** Problem to work on **
Of all the lines in these entries, count those that contain "label" and give only the total.

** Input for this task **
━━━
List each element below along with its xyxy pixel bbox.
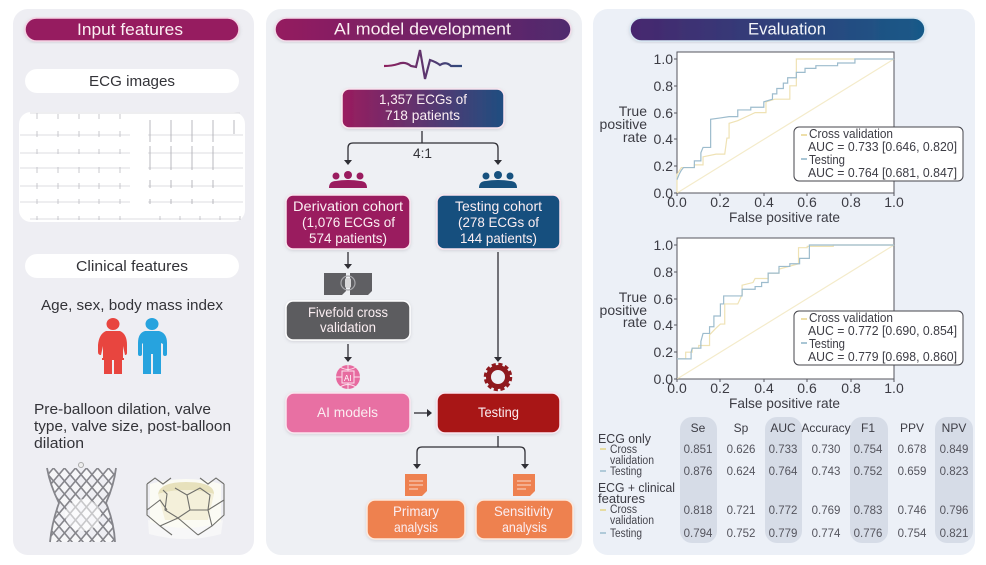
table: metrics: 0.752	[854, 466, 882, 478]
icon: testing cohort people	[479, 171, 517, 188]
table: metrics: 0.821	[940, 528, 968, 540]
ECG image	[19, 112, 245, 222]
heading: AI model development	[275, 18, 571, 41]
chart: ROC ECG only: 0.4	[654, 131, 673, 147]
icon: ECG trace	[384, 50, 462, 79]
arrow: cohort to testing	[494, 252, 502, 362]
label: ECG images	[25, 69, 239, 93]
table: metrics: NPV	[942, 421, 966, 435]
table: metrics: AUC	[770, 421, 796, 435]
chart: ROC ECG plus clinical: 0.6	[797, 380, 817, 396]
table: metrics: Testing	[610, 466, 642, 478]
heading: input features: Input features	[77, 20, 183, 39]
box: total ECGs: 718 patients	[385, 107, 460, 123]
chart: ROC ECG only: rate	[623, 129, 647, 145]
chart: ROC ECG only: 0.8	[841, 194, 861, 210]
box: total ECGs	[342, 89, 504, 128]
icon: sensitivity document	[513, 474, 535, 496]
box: testing: Testing	[478, 404, 519, 420]
table: metrics: 0.876	[684, 466, 712, 478]
label: clinical features: Clinical features	[76, 258, 188, 275]
chart: ROC ECG plus clinical: 1.0	[654, 237, 673, 253]
chart: ROC ECG plus clinical: False positive rate	[729, 395, 840, 411]
box: sensitivity analysis: analysis	[502, 519, 547, 535]
box: derivation cohort: Derivation cohort	[293, 198, 403, 214]
box: derivation cohort	[286, 195, 410, 249]
chart: ROC ECG only	[600, 51, 963, 225]
label: clinical features	[25, 254, 239, 278]
chart: ROC ECG only: 1.0	[654, 51, 673, 67]
table: metrics: 0.659	[898, 466, 926, 478]
table: metrics: 0.794	[684, 528, 713, 540]
table: metrics: 0.743	[812, 466, 840, 478]
legend: chart 2	[794, 310, 963, 365]
table: metrics: 0.721	[727, 505, 755, 517]
chart: ROC ECG plus clinical: True	[619, 289, 647, 305]
text: ratio: 4:1	[413, 145, 432, 161]
chart: ROC ECG plus clinical: positive	[600, 302, 647, 318]
text: procedure features	[34, 401, 231, 452]
icon: AI globe	[336, 365, 360, 389]
legend: chart 1	[794, 126, 963, 181]
table: metrics: 0.818	[684, 505, 712, 517]
table: metrics: 0.796	[940, 505, 968, 517]
legend: chart 1: AUC = 0.764 [0.681, 0.847]	[808, 165, 957, 180]
legend: chart 2: AUC = 0.772 [0.690, 0.854]	[808, 323, 957, 338]
text: procedure features: type, valve size, post-balloon	[34, 418, 231, 435]
table: metrics: 0.772	[769, 505, 797, 517]
table: metrics: Cross	[610, 444, 637, 456]
box: primary analysis	[367, 500, 465, 539]
table: metrics: 0.678	[898, 444, 926, 456]
table: metrics: PPV	[900, 421, 924, 435]
text: age, sex, BMI: Age, sex, body mass index	[41, 297, 224, 314]
box: primary analysis: analysis	[394, 519, 438, 535]
chart: ROC ECG plus clinical: 0.2	[710, 380, 730, 396]
table: metrics: 0.626	[727, 444, 755, 456]
icon: gear	[486, 364, 510, 390]
table: metrics: Sp	[734, 421, 749, 435]
chart: ROC ECG plus clinical: 0.2	[654, 344, 673, 360]
chart: ROC ECG only: 0.2	[654, 158, 673, 174]
chart: ROC ECG only: 1.0	[884, 194, 904, 210]
heading: input features	[25, 18, 239, 41]
table: metrics: 0.851	[684, 444, 712, 456]
icon: woman	[98, 318, 127, 374]
chart: ROC ECG plus clinical: 0.4	[754, 380, 774, 396]
chart: ROC ECG plus clinical: 0.0	[654, 371, 673, 387]
table: metrics: 0.733	[769, 444, 797, 456]
chart: ROC ECG plus clinical: 0.4	[654, 317, 673, 333]
legend: chart 1: AUC = 0.733 [0.646, 0.820]	[808, 139, 957, 154]
box: sensitivity analysis: Sensitivity	[494, 503, 553, 519]
panel: AI model development	[266, 9, 582, 555]
table: metrics: 0.776	[854, 528, 882, 540]
label: ECG images: ECG images	[89, 73, 175, 90]
table: metrics	[598, 417, 973, 543]
chart: ROC ECG plus clinical: rate	[623, 314, 647, 330]
table: metrics: 0.746	[898, 505, 926, 517]
icon: self-expanding valve	[45, 462, 117, 544]
chart: ROC ECG only: False positive rate	[729, 209, 840, 225]
chart: ROC ECG plus clinical: 0.0	[667, 380, 687, 396]
box: AI models: AI models	[317, 404, 378, 420]
chart: ROC ECG plus clinical	[600, 237, 963, 411]
icon: derivation cohort people	[329, 171, 367, 188]
table: metrics: validation	[610, 515, 654, 527]
chart: ROC ECG only: 0.8	[654, 78, 673, 94]
box: total ECGs: 1,357 ECGs of	[379, 91, 467, 107]
chart: ROC ECG only: positive	[600, 116, 647, 132]
table: metrics: 0.754	[898, 528, 927, 540]
table: metrics: Accuracy	[801, 421, 851, 435]
heading: evaluation	[630, 18, 925, 41]
box: testing cohort: (278 ECGs of	[458, 214, 539, 230]
table: metrics: 0.730	[812, 444, 840, 456]
chart: ROC ECG only: 0.0	[667, 194, 687, 210]
text: procedure features: Pre-balloon dilation, valve	[34, 401, 211, 418]
box: sensitivity analysis	[476, 500, 573, 539]
box: derivation cohort: 574 patients)	[309, 230, 387, 246]
icon: AI globe: AI	[344, 374, 352, 383]
box: testing	[437, 393, 560, 433]
table: metrics: 0.783	[854, 505, 882, 517]
arrow: cross validation to AI models	[344, 344, 352, 362]
table: metrics: Testing	[610, 528, 642, 540]
table: metrics: features	[598, 491, 645, 506]
table: metrics: 0.752	[727, 528, 755, 540]
chart: ROC ECG plus clinical: 0.8	[654, 264, 673, 280]
table: metrics: 0.754	[854, 444, 883, 456]
panel: evaluation	[593, 9, 975, 555]
chart: ROC ECG only: True	[619, 103, 647, 119]
table: metrics: ECG only	[598, 431, 651, 446]
arrow: derivation to cross validation	[344, 252, 352, 269]
table: metrics: 0.774	[812, 528, 841, 540]
arrow: testing to analyses	[413, 436, 529, 469]
box: fivefold cross validation: Fivefold cross	[308, 304, 388, 320]
box: AI models	[286, 393, 410, 433]
legend: chart 2: Cross validation	[809, 310, 893, 325]
box: derivation cohort: (1,076 ECGs of	[302, 214, 395, 230]
chart: ROC ECG only: 0.6	[654, 105, 673, 121]
icon: folded documents	[324, 273, 372, 295]
table: metrics: 0.849	[940, 444, 968, 456]
box: fivefold cross validation	[286, 301, 410, 340]
text: procedure features: dilation	[34, 435, 84, 452]
box: testing cohort	[437, 195, 560, 249]
chart: ROC ECG only: 0.6	[797, 194, 817, 210]
icon: man	[138, 318, 167, 374]
table: metrics: Se	[691, 421, 706, 435]
heading: evaluation: Evaluation	[748, 20, 826, 38]
box: testing cohort: Testing cohort	[455, 198, 542, 214]
table: metrics: 0.823	[940, 466, 968, 478]
box: primary analysis: Primary	[393, 503, 439, 519]
table: metrics: ECG + clinical	[598, 480, 675, 495]
panel: input features	[13, 9, 254, 555]
table: metrics: 0.779	[769, 528, 797, 540]
chart: ROC ECG plus clinical: 1.0	[884, 380, 904, 396]
box: testing cohort: 144 patients)	[460, 230, 537, 246]
table: metrics: 0.769	[812, 505, 840, 517]
table: metrics: 0.764	[769, 466, 798, 478]
chart: ROC ECG plus clinical: 0.6	[654, 291, 673, 307]
chart: ROC ECG only: 0.2	[710, 194, 730, 210]
legend: chart 1: Testing	[809, 152, 845, 167]
chart: ROC ECG only: 0.4	[754, 194, 774, 210]
chart: ROC ECG plus clinical: 0.8	[841, 380, 861, 396]
chart: ROC ECG only: 0.0	[654, 185, 673, 201]
arrow: split to cohorts	[344, 131, 502, 165]
arrow: AI models to testing	[414, 409, 432, 417]
table: metrics: F1	[861, 421, 875, 435]
box: fivefold cross validation: validation	[320, 319, 376, 335]
legend: chart 1: Cross validation	[809, 126, 893, 141]
table: metrics: validation	[610, 455, 654, 467]
legend: chart 2: Testing	[809, 336, 845, 351]
icon: primary document	[405, 474, 427, 496]
table: metrics: Cross	[610, 504, 637, 516]
icon: balloon-expandable valve	[147, 478, 224, 539]
heading: AI model development: AI model development	[334, 20, 511, 38]
legend: chart 2: AUC = 0.779 [0.698, 0.860]	[808, 349, 957, 364]
table: metrics: 0.624	[727, 466, 756, 478]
━━━
** Output for this exercise **
4